start Data provided

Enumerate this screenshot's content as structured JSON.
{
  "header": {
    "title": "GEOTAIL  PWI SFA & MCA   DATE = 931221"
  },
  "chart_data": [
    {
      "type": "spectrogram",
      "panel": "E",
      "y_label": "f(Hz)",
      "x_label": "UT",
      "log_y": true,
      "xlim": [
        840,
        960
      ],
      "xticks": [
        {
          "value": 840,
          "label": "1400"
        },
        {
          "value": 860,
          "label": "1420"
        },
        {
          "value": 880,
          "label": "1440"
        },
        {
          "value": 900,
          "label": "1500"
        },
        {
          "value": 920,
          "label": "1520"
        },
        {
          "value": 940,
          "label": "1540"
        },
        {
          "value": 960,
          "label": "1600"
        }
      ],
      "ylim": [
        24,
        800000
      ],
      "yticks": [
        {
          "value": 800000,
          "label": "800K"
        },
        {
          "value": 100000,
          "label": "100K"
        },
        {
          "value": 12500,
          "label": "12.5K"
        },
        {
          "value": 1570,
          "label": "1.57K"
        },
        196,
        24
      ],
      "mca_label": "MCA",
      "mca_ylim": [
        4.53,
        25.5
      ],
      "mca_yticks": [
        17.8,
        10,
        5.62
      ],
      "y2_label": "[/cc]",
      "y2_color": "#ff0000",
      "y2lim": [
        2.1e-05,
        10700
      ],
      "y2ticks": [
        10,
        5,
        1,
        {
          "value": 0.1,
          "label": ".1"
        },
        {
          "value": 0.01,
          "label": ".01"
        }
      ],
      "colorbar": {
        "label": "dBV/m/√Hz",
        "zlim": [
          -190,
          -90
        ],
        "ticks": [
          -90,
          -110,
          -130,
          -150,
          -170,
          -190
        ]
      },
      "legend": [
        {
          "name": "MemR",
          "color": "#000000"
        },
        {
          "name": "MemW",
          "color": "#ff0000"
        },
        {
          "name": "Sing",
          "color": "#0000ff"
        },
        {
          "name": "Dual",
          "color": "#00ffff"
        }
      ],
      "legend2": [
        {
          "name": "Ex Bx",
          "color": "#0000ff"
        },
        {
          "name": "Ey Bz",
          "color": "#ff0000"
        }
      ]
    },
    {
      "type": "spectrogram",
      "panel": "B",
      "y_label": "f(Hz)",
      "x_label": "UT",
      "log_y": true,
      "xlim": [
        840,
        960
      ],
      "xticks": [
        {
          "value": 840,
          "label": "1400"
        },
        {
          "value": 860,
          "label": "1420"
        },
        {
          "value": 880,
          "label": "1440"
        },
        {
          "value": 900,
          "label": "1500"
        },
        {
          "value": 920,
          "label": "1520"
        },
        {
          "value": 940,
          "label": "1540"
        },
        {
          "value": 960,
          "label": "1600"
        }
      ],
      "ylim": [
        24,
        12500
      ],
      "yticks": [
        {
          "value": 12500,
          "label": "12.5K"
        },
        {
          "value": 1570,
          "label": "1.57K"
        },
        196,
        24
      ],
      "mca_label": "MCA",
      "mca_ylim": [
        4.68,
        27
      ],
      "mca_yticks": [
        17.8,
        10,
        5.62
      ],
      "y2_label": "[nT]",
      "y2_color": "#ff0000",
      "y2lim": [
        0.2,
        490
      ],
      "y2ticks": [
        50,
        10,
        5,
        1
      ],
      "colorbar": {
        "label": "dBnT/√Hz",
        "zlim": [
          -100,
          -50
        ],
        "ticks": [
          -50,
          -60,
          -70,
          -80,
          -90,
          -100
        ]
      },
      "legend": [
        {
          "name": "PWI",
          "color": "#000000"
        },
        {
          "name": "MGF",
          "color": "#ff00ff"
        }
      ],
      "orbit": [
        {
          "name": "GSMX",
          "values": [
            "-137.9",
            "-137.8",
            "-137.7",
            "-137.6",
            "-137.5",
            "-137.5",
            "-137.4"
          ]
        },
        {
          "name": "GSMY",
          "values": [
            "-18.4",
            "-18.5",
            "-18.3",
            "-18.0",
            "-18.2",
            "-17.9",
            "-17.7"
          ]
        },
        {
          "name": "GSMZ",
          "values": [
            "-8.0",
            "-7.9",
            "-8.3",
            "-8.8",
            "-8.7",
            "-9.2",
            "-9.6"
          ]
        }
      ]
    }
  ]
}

end Data provided

- _Problem details_: Repeat every line of the records above exactly.

- _Exercise solution_:
Enumerate this screenshot's content as structured JSON.
{
  "header": {
    "title": "GEOTAIL  PWI SFA & MCA   DATE = 931221"
  },
  "chart_data": [
    {
      "type": "spectrogram",
      "panel": "E",
      "y_label": "f(Hz)",
      "x_label": "UT",
      "log_y": true,
      "xlim": [
        840,
        960
      ],
      "xticks": [
        {
          "value": 840,
          "label": "1400"
        },
        {
          "value": 860,
          "label": "1420"
        },
        {
          "value": 880,
          "label": "1440"
        },
        {
          "value": 900,
          "label": "1500"
        },
        {
          "value": 920,
          "label": "1520"
        },
        {
          "value": 940,
          "label": "1540"
        },
        {
          "value": 960,
          "label": "1600"
        }
      ],
      "ylim": [
        24,
        800000
      ],
      "yticks": [
        {
          "value": 800000,
          "label": "800K"
        },
        {
          "value": 100000,
          "label": "100K"
        },
        {
          "value": 12500,
          "label": "12.5K"
        },
        {
          "value": 1570,
          "label": "1.57K"
        },
        196,
        24
      ],
      "mca_label": "MCA",
      "mca_ylim": [
        4.53,
        25.5
      ],
      "mca_yticks": [
        17.8,
        10,
        5.62
      ],
      "y2_label": "[/cc]",
      "y2_color": "#ff0000",
      "y2lim": [
        2.1e-05,
        10700
      ],
      "y2ticks": [
        10,
        5,
        1,
        {
          "value": 0.1,
          "label": ".1"
        },
        {
          "value": 0.01,
          "label": ".01"
        }
      ],
      "colorbar": {
        "label": "dBV/m/√Hz",
        "zlim": [
          -190,
          -90
        ],
        "ticks": [
          -90,
          -110,
          -130,
          -150,
          -170,
          -190
        ]
      },
      "legend": [
        {
          "name": "MemR",
          "color": "#000000"
        },
        {
          "name": "MemW",
          "color": "#ff0000"
        },
        {
          "name": "Sing",
          "color": "#0000ff"
        },
        {
          "name": "Dual",
          "color": "#00ffff"
        }
      ],
      "legend2": [
        {
          "name": "Ex Bx",
          "color": "#0000ff"
        },
        {
          "name": "Ey Bz",
          "color": "#ff0000"
        }
      ]
    },
    {
      "type": "spectrogram",
      "panel": "B",
      "y_label": "f(Hz)",
      "x_label": "UT",
      "log_y": true,
      "xlim": [
        840,
        960
      ],
      "xticks": [
        {
          "value": 840,
          "label": "1400"
        },
        {
          "value": 860,
          "label": "1420"
        },
        {
          "value": 880,
          "label": "1440"
        },
        {
          "value": 900,
          "label": "1500"
        },
        {
          "value": 920,
          "label": "1520"
        },
        {
          "value": 940,
          "label": "1540"
        },
        {
          "value": 960,
          "label": "1600"
        }
      ],
      "ylim": [
        24,
        12500
      ],
      "yticks": [
        {
          "value": 12500,
          "label": "12.5K"
        },
        {
          "value": 1570,
          "label": "1.57K"
        },
        196,
        24
      ],
      "mca_label": "MCA",
      "mca_ylim": [
        4.68,
        27
      ],
      "mca_yticks": [
        17.8,
        10,
        5.62
      ],
      "y2_label": "[nT]",
      "y2_color": "#ff0000",
      "y2lim": [
        0.2,
        490
      ],
      "y2ticks": [
        50,
        10,
        5,
        1
      ],
      "colorbar": {
        "label": "dBnT/√Hz",
        "zlim": [
          -100,
          -50
        ],
        "ticks": [
          -50,
          -60,
          -70,
          -80,
          -90,
          -100
        ]
      },
      "legend": [
        {
          "name": "PWI",
          "color": "#000000"
        },
        {
          "name": "MGF",
          "color": "#ff00ff"
        }
      ],
      "orbit": [
        {
          "name": "GSMX",
          "values": [
            "-137.9",
            "-137.8",
            "-137.7",
            "-137.6",
            "-137.5",
            "-137.5",
            "-137.4"
          ]
        },
        {
          "name": "GSMY",
          "values": [
            "-18.4",
            "-18.5",
            "-18.3",
            "-18.0",
            "-18.2",
            "-17.9",
            "-17.7"
          ]
        },
        {
          "name": "GSMZ",
          "values": [
            "-8.0",
            "-7.9",
            "-8.3",
            "-8.8",
            "-8.7",
            "-9.2",
            "-9.6"
          ]
        }
      ]
    }
  ]
}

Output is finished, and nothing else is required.